Given request:
Copy out every record below with complete accuracy.

## start

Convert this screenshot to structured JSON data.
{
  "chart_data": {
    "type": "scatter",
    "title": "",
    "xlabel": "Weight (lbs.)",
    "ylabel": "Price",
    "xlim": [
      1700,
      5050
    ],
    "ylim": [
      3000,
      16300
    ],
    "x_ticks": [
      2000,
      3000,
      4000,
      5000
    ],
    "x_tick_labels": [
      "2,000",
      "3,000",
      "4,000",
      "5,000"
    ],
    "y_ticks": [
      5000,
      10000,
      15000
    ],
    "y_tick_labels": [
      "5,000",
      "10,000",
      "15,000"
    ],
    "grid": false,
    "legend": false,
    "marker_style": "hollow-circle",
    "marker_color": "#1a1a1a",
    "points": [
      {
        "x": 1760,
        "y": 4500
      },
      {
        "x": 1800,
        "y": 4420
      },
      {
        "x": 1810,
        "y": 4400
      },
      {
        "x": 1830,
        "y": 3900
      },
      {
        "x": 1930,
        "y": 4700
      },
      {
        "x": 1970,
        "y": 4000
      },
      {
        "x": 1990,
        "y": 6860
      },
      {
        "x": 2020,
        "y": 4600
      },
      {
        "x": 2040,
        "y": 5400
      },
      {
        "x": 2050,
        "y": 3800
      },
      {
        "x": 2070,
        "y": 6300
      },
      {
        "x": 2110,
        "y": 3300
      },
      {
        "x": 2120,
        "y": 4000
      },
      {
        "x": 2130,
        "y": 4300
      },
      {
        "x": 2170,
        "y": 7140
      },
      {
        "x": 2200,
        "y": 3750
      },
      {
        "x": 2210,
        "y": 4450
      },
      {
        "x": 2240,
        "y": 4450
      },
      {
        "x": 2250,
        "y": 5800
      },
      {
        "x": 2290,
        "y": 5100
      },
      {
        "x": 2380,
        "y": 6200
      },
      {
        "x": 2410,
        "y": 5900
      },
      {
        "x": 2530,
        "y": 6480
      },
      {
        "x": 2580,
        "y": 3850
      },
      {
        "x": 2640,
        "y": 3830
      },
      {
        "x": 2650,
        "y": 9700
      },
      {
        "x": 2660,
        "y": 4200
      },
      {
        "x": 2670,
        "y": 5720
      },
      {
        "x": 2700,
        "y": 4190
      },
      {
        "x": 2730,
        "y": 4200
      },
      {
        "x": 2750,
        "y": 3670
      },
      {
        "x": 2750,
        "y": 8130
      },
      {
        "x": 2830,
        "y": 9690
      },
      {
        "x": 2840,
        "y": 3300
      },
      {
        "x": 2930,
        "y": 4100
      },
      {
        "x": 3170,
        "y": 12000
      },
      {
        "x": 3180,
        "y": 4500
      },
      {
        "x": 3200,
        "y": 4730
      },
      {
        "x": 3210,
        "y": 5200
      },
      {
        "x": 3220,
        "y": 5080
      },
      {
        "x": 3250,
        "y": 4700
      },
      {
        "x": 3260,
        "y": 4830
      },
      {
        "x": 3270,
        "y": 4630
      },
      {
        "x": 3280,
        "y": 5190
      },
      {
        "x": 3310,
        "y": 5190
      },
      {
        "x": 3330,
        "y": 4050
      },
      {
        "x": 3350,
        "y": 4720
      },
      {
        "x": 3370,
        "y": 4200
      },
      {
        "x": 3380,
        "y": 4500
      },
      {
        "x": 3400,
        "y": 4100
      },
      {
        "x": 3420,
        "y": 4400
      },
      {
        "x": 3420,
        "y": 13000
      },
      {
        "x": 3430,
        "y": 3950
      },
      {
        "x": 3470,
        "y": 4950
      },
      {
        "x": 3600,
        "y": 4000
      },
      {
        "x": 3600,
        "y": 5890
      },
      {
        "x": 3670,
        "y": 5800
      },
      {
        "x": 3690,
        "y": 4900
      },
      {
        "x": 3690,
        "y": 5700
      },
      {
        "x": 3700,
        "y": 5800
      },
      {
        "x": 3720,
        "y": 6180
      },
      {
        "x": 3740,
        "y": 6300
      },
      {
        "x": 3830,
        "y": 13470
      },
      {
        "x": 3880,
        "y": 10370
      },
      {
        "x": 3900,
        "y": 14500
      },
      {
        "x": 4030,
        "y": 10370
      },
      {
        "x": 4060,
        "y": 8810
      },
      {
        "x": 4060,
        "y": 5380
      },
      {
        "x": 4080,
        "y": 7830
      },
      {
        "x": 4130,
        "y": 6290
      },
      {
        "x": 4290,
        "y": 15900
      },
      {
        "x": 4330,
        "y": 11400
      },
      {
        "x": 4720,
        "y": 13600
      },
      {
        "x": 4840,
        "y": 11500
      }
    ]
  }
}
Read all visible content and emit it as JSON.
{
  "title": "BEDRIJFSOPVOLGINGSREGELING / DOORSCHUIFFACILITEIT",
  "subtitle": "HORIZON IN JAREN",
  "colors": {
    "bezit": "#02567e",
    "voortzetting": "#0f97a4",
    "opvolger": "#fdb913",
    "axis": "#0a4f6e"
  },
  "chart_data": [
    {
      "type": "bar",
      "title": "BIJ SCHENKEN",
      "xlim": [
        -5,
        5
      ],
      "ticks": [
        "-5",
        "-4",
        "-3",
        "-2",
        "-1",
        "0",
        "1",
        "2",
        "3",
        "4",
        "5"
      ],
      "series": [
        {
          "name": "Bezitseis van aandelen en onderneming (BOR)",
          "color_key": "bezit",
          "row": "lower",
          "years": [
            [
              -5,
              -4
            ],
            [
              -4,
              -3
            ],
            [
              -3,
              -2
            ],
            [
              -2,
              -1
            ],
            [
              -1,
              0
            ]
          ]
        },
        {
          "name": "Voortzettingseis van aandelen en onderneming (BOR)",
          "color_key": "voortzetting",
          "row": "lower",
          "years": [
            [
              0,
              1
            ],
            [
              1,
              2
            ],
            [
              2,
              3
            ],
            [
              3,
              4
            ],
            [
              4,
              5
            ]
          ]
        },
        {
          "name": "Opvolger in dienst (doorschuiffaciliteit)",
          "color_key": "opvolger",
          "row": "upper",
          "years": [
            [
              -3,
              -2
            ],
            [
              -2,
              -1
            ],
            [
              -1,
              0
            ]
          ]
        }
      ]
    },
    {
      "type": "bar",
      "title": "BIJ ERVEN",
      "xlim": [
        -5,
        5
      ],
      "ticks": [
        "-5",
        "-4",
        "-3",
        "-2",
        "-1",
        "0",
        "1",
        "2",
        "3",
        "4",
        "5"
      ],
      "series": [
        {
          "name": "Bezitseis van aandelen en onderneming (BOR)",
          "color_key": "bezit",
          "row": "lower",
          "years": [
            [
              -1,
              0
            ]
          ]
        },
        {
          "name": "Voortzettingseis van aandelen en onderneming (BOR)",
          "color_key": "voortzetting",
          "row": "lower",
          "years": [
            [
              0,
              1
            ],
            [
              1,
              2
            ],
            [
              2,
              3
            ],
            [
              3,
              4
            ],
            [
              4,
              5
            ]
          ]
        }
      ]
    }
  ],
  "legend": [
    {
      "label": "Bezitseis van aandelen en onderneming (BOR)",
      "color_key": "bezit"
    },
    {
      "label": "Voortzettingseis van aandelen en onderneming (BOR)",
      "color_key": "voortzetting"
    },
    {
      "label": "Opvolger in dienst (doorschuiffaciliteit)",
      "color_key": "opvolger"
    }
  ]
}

## end

Finished answer:
Convert this screenshot to structured JSON data.
{
  "chart_data": {
    "type": "scatter",
    "title": "",
    "xlabel": "Weight (lbs.)",
    "ylabel": "Price",
    "xlim": [
      1700,
      5050
    ],
    "ylim": [
      3000,
      16300
    ],
    "x_ticks": [
      2000,
      3000,
      4000,
      5000
    ],
    "x_tick_labels": [
      "2,000",
      "3,000",
      "4,000",
      "5,000"
    ],
    "y_ticks": [
      5000,
      10000,
      15000
    ],
    "y_tick_labels": [
      "5,000",
      "10,000",
      "15,000"
    ],
    "grid": false,
    "legend": false,
    "marker_style": "hollow-circle",
    "marker_color": "#1a1a1a",
    "points": [
      {
        "x": 1760,
        "y": 4500
      },
      {
        "x": 1800,
        "y": 4420
      },
      {
        "x": 1810,
        "y": 4400
      },
      {
        "x": 1830,
        "y": 3900
      },
      {
        "x": 1930,
        "y": 4700
      },
      {
        "x": 1970,
        "y": 4000
      },
      {
        "x": 1990,
        "y": 6860
      },
      {
        "x": 2020,
        "y": 4600
      },
      {
        "x": 2040,
        "y": 5400
      },
      {
        "x": 2050,
        "y": 3800
      },
      {
        "x": 2070,
        "y": 6300
      },
      {
        "x": 2110,
        "y": 3300
      },
      {
        "x": 2120,
        "y": 4000
      },
      {
        "x": 2130,
        "y": 4300
      },
      {
        "x": 2170,
        "y": 7140
      },
      {
        "x": 2200,
        "y": 3750
      },
      {
        "x": 2210,
        "y": 4450
      },
      {
        "x": 2240,
        "y": 4450
      },
      {
        "x": 2250,
        "y": 5800
      },
      {
        "x": 2290,
        "y": 5100
      },
      {
        "x": 2380,
        "y": 6200
      },
      {
        "x": 2410,
        "y": 5900
      },
      {
        "x": 2530,
        "y": 6480
      },
      {
        "x": 2580,
        "y": 3850
      },
      {
        "x": 2640,
        "y": 3830
      },
      {
        "x": 2650,
        "y": 9700
      },
      {
        "x": 2660,
        "y": 4200
      },
      {
        "x": 2670,
        "y": 5720
      },
      {
        "x": 2700,
        "y": 4190
      },
      {
        "x": 2730,
        "y": 4200
      },
      {
        "x": 2750,
        "y": 3670
      },
      {
        "x": 2750,
        "y": 8130
      },
      {
        "x": 2830,
        "y": 9690
      },
      {
        "x": 2840,
        "y": 3300
      },
      {
        "x": 2930,
        "y": 4100
      },
      {
        "x": 3170,
        "y": 12000
      },
      {
        "x": 3180,
        "y": 4500
      },
      {
        "x": 3200,
        "y": 4730
      },
      {
        "x": 3210,
        "y": 5200
      },
      {
        "x": 3220,
        "y": 5080
      },
      {
        "x": 3250,
        "y": 4700
      },
      {
        "x": 3260,
        "y": 4830
      },
      {
        "x": 3270,
        "y": 4630
      },
      {
        "x": 3280,
        "y": 5190
      },
      {
        "x": 3310,
        "y": 5190
      },
      {
        "x": 3330,
        "y": 4050
      },
      {
        "x": 3350,
        "y": 4720
      },
      {
        "x": 3370,
        "y": 4200
      },
      {
        "x": 3380,
        "y": 4500
      },
      {
        "x": 3400,
        "y": 4100
      },
      {
        "x": 3420,
        "y": 4400
      },
      {
        "x": 3420,
        "y": 13000
      },
      {
        "x": 3430,
        "y": 3950
      },
      {
        "x": 3470,
        "y": 4950
      },
      {
        "x": 3600,
        "y": 4000
      },
      {
        "x": 3600,
        "y": 5890
      },
      {
        "x": 3670,
        "y": 5800
      },
      {
        "x": 3690,
        "y": 4900
      },
      {
        "x": 3690,
        "y": 5700
      },
      {
        "x": 3700,
        "y": 5800
      },
      {
        "x": 3720,
        "y": 6180
      },
      {
        "x": 3740,
        "y": 6300
      },
      {
        "x": 3830,
        "y": 13470
      },
      {
        "x": 3880,
        "y": 10370
      },
      {
        "x": 3900,
        "y": 14500
      },
      {
        "x": 4030,
        "y": 10370
      },
      {
        "x": 4060,
        "y": 8810
      },
      {
        "x": 4060,
        "y": 5380
      },
      {
        "x": 4080,
        "y": 7830
      },
      {
        "x": 4130,
        "y": 6290
      },
      {
        "x": 4290,
        "y": 15900
      },
      {
        "x": 4330,
        "y": 11400
      },
      {
        "x": 4720,
        "y": 13600
      },
      {
        "x": 4840,
        "y": 11500
      }
    ]
  }
}
Read all visible content and emit it as JSON.
{
  "title": "BEDRIJFSOPVOLGINGSREGELING / DOORSCHUIFFACILITEIT",
  "subtitle": "HORIZON IN JAREN",
  "colors": {
    "bezit": "#02567e",
    "voortzetting": "#0f97a4",
    "opvolger": "#fdb913",
    "axis": "#0a4f6e"
  },
  "chart_data": [
    {
      "type": "bar",
      "title": "BIJ SCHENKEN",
      "xlim": [
        -5,
        5
      ],
      "ticks": [
        "-5",
        "-4",
        "-3",
        "-2",
        "-1",
        "0",
        "1",
        "2",
        "3",
        "4",
        "5"
      ],
      "series": [
        {
          "name": "Bezitseis van aandelen en onderneming (BOR)",
          "color_key": "bezit",
          "row": "lower",
          "years": [
            [
              -5,
              -4
            ],
            [
              -4,
              -3
            ],
            [
              -3,
              -2
            ],
            [
              -2,
              -1
            ],
            [
              -1,
              0
            ]
          ]
        },
        {
          "name": "Voortzettingseis van aandelen en onderneming (BOR)",
          "color_key": "voortzetting",
          "row": "lower",
          "years": [
            [
              0,
              1
            ],
            [
              1,
              2
            ],
            [
              2,
              3
            ],
            [
              3,
              4
            ],
            [
              4,
              5
            ]
          ]
        },
        {
          "name": "Opvolger in dienst (doorschuiffaciliteit)",
          "color_key": "opvolger",
          "row": "upper",
          "years": [
            [
              -3,
              -2
            ],
            [
              -2,
              -1
            ],
            [
              -1,
              0
            ]
          ]
        }
      ]
    },
    {
      "type": "bar",
      "title": "BIJ ERVEN",
      "xlim": [
        -5,
        5
      ],
      "ticks": [
        "-5",
        "-4",
        "-3",
        "-2",
        "-1",
        "0",
        "1",
        "2",
        "3",
        "4",
        "5"
      ],
      "series": [
        {
          "name": "Bezitseis van aandelen en onderneming (BOR)",
          "color_key": "bezit",
          "row": "lower",
          "years": [
            [
              -1,
              0
            ]
          ]
        },
        {
          "name": "Voortzettingseis van aandelen en onderneming (BOR)",
          "color_key": "voortzetting",
          "row": "lower",
          "years": [
            [
              0,
              1
            ],
            [
              1,
              2
            ],
            [
              2,
              3
            ],
            [
              3,
              4
            ],
            [
              4,
              5
            ]
          ]
        }
      ]
    }
  ],
  "legend": [
    {
      "label": "Bezitseis van aandelen en onderneming (BOR)",
      "color_key": "bezit"
    },
    {
      "label": "Voortzettingseis van aandelen en onderneming (BOR)",
      "color_key": "voortzetting"
    },
    {
      "label": "Opvolger in dienst (doorschuiffaciliteit)",
      "color_key": "opvolger"
    }
  ]
}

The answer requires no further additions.